◆ To do: Scan the following material for the string "adres" and copy each line in which it appears.

== Extracted records

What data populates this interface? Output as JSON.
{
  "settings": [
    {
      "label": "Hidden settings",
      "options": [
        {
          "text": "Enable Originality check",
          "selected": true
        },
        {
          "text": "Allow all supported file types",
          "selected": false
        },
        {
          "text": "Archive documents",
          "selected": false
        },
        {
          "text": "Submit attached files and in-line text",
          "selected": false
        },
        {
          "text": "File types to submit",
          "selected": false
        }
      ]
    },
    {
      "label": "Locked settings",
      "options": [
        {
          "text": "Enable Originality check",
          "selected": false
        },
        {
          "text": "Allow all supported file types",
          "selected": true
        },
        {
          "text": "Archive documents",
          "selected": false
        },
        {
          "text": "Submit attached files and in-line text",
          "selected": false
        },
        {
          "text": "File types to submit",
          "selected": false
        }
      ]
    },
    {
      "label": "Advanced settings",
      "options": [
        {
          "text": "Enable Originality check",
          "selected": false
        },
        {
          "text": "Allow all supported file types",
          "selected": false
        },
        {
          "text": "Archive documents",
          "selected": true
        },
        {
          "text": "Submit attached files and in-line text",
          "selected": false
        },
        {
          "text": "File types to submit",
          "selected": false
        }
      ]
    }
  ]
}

====
== Extracted records

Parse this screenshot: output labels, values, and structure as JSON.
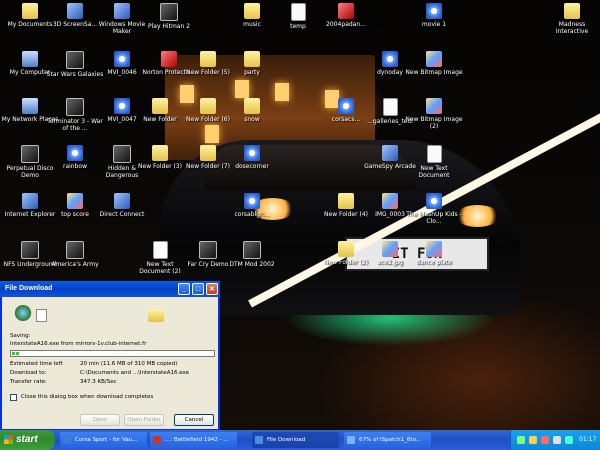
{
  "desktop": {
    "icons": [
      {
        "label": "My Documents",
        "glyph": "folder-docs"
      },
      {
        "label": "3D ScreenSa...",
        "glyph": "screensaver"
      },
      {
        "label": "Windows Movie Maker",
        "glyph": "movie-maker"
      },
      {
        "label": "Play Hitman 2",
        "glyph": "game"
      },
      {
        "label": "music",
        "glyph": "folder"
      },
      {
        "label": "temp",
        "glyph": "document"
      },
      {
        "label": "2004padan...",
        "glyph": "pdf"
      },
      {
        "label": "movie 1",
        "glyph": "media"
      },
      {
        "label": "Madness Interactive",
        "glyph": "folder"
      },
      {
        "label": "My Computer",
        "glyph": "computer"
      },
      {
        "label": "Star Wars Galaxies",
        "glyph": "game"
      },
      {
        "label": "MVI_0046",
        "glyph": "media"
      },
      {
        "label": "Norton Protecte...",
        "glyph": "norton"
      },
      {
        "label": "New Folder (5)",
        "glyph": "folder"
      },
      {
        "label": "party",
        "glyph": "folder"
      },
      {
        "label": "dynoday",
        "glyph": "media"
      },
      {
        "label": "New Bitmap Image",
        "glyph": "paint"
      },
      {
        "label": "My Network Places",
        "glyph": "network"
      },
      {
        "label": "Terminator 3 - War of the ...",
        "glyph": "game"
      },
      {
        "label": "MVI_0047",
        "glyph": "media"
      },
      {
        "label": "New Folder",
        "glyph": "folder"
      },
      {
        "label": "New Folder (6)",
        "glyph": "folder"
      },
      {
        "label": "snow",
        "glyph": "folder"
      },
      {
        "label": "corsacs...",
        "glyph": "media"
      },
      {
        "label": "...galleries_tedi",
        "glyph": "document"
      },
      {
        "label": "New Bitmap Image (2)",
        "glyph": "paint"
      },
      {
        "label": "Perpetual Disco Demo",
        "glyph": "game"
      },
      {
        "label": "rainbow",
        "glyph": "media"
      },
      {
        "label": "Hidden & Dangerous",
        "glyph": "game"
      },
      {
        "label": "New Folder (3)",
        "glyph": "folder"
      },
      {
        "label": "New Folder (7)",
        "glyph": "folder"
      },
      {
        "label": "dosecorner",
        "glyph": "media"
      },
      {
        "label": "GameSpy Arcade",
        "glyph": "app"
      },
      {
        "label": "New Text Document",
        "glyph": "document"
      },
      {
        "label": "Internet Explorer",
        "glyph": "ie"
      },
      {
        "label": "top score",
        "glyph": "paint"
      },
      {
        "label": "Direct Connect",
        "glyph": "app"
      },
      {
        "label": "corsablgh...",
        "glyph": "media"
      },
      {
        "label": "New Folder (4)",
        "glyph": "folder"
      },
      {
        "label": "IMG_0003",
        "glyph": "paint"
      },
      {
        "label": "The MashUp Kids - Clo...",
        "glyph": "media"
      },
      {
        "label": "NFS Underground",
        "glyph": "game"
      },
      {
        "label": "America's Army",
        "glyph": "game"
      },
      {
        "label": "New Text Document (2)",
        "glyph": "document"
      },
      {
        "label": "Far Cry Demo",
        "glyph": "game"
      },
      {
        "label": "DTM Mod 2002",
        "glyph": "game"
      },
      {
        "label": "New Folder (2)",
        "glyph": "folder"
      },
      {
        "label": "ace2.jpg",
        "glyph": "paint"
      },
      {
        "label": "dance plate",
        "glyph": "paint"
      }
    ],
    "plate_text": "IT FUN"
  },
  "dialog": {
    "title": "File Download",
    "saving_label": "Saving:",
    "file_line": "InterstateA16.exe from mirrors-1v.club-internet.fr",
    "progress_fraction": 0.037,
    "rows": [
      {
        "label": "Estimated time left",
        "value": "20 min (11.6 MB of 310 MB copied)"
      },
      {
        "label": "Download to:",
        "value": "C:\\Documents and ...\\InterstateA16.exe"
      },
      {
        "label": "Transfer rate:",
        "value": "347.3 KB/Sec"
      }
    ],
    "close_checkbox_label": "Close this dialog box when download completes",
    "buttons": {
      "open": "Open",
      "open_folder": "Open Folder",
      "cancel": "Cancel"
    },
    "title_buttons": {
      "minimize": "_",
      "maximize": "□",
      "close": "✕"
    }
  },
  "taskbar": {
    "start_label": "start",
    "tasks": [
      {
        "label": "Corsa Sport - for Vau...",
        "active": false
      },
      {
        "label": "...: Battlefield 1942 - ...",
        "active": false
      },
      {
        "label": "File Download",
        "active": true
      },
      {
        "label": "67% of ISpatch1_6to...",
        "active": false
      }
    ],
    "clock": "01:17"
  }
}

====
== Extracted records

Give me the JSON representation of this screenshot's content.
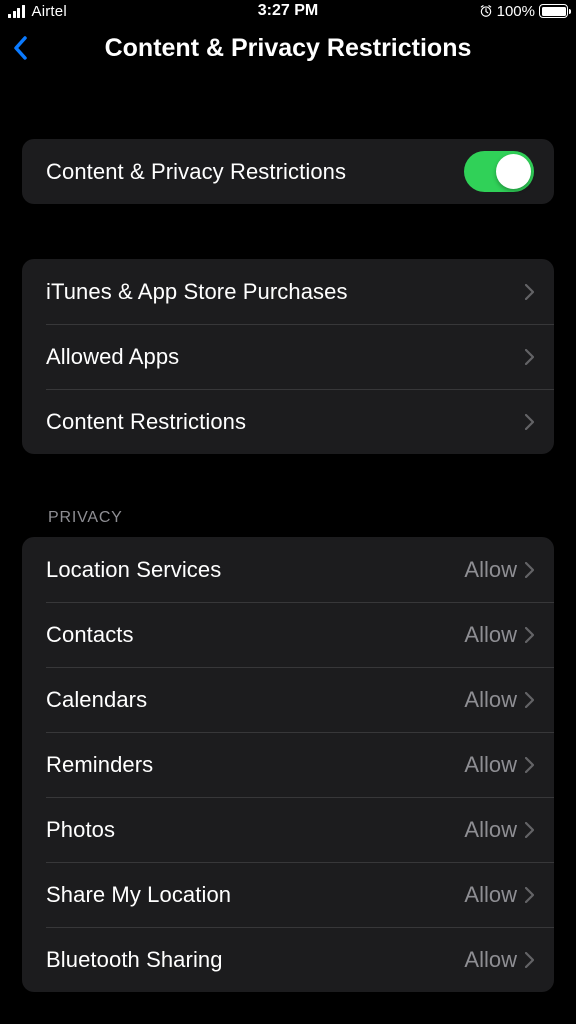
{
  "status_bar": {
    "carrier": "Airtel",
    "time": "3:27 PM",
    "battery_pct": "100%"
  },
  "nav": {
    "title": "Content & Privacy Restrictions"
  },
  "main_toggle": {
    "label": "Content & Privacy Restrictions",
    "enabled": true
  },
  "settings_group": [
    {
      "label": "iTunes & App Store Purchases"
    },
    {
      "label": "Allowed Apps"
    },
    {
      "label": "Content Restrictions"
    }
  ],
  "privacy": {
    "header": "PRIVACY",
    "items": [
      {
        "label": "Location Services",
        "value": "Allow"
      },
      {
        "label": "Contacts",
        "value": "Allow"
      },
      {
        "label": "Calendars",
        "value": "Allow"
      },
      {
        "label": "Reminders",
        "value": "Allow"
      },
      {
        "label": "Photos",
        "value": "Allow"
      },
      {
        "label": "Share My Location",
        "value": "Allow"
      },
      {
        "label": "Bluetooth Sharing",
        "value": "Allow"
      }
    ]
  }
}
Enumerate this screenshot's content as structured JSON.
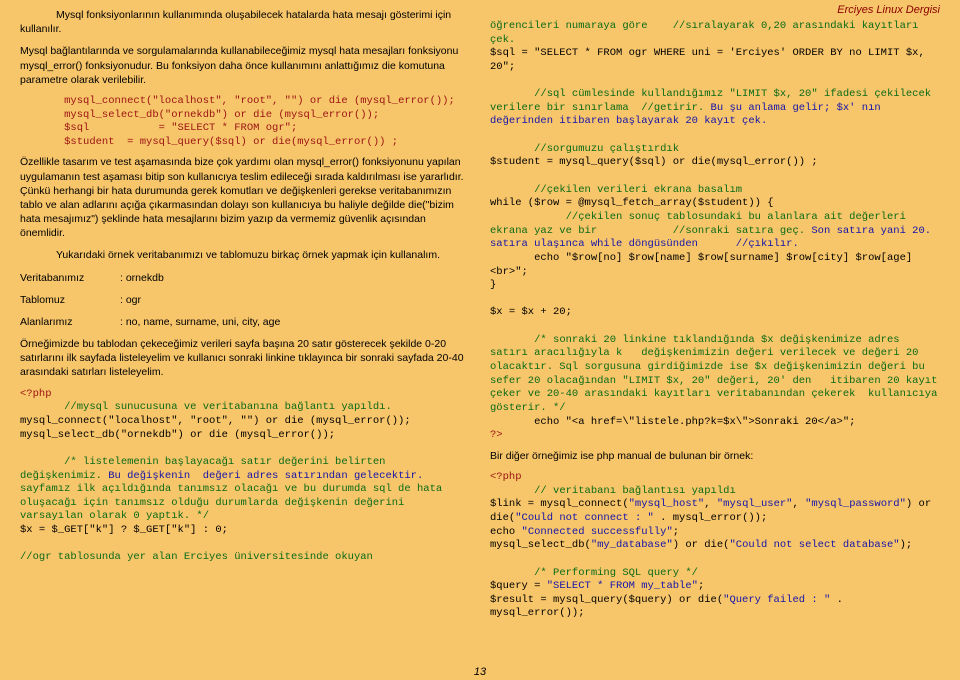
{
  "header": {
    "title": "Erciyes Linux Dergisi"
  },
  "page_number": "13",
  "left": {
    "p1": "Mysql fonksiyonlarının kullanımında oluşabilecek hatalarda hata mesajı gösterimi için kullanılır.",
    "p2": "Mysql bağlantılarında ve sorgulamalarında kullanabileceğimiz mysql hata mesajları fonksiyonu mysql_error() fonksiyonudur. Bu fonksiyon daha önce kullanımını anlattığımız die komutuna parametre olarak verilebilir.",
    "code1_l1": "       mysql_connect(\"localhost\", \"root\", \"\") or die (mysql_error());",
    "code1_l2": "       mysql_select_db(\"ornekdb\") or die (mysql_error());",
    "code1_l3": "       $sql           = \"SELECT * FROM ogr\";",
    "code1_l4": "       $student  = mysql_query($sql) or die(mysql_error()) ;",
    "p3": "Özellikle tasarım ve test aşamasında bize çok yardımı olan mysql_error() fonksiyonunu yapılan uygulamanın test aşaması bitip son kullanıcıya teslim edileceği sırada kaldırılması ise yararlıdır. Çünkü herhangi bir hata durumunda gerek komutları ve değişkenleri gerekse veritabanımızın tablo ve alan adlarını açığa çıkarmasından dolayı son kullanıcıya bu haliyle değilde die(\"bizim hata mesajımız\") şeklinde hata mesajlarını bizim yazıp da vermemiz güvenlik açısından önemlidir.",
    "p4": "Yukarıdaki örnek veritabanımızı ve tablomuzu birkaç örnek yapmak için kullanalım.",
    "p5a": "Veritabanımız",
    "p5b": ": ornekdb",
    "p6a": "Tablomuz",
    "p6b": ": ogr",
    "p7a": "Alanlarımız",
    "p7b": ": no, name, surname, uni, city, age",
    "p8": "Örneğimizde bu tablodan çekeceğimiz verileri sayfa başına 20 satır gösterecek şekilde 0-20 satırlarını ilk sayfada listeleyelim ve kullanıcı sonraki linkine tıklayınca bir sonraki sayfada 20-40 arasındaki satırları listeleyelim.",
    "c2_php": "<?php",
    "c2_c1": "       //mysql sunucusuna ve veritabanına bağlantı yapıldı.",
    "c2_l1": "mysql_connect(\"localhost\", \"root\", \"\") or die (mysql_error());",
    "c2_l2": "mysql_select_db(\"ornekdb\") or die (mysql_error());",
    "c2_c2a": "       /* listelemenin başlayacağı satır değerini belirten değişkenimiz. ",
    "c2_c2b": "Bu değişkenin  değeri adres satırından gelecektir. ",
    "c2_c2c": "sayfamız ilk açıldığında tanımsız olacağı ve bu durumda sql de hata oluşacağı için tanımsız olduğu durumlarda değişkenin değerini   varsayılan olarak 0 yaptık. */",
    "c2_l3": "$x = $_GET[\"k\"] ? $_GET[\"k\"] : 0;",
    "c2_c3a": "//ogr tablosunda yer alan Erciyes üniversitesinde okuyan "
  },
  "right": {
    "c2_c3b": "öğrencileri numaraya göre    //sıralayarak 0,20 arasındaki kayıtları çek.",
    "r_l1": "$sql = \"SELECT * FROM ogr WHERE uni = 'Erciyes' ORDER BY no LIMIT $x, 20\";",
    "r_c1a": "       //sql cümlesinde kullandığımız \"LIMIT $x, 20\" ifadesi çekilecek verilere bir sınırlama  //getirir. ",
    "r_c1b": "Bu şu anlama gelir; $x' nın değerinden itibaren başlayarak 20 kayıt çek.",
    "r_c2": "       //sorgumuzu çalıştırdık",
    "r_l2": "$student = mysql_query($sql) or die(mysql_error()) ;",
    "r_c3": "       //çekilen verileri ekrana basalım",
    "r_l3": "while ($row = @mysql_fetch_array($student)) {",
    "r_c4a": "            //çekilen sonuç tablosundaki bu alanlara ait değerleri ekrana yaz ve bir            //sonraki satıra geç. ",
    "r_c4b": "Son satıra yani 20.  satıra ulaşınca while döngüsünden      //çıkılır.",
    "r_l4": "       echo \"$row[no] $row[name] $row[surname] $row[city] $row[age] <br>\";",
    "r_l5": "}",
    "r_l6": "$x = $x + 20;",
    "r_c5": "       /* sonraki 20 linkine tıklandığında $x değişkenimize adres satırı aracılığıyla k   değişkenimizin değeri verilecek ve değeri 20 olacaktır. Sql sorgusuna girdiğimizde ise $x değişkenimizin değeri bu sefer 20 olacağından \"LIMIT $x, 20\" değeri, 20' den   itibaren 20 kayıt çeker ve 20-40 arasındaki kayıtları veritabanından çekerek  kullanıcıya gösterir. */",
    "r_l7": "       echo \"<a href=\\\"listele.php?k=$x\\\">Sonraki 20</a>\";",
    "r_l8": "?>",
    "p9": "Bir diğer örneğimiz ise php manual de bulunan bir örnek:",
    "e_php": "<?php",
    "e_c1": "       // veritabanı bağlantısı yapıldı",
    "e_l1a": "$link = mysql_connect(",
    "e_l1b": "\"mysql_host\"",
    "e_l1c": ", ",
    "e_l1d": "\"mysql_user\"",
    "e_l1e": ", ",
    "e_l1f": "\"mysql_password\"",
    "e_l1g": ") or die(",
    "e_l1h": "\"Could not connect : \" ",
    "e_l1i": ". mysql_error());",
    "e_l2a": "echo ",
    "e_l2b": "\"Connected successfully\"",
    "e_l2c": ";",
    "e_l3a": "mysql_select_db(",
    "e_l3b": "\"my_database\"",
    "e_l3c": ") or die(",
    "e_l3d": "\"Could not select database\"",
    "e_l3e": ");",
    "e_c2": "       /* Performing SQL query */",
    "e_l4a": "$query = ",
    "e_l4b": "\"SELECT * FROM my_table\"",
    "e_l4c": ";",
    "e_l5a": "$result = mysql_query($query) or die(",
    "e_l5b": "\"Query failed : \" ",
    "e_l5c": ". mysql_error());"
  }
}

====

◆ The answer:
    "c2_c2b": "Bu değişkenin  değeri adres satırından gelecektir. ",
    "r_c5": "       /* sonraki 20 linkine tıklandığında $x değişkenimize adres satırı aracılığıyla k   değişkenimizin değeri verilecek ve değeri 20 olacaktır. Sql sorgusuna girdiğimizde ise $x değişkenimizin değeri bu sefer 20 olacağından \"LIMIT $x, 20\" değeri, 20' den   itibaren 20 kayıt çeker ve 20-40 arasındaki kayıtları veritabanından çekerek  kullanıcıya gösterir. */",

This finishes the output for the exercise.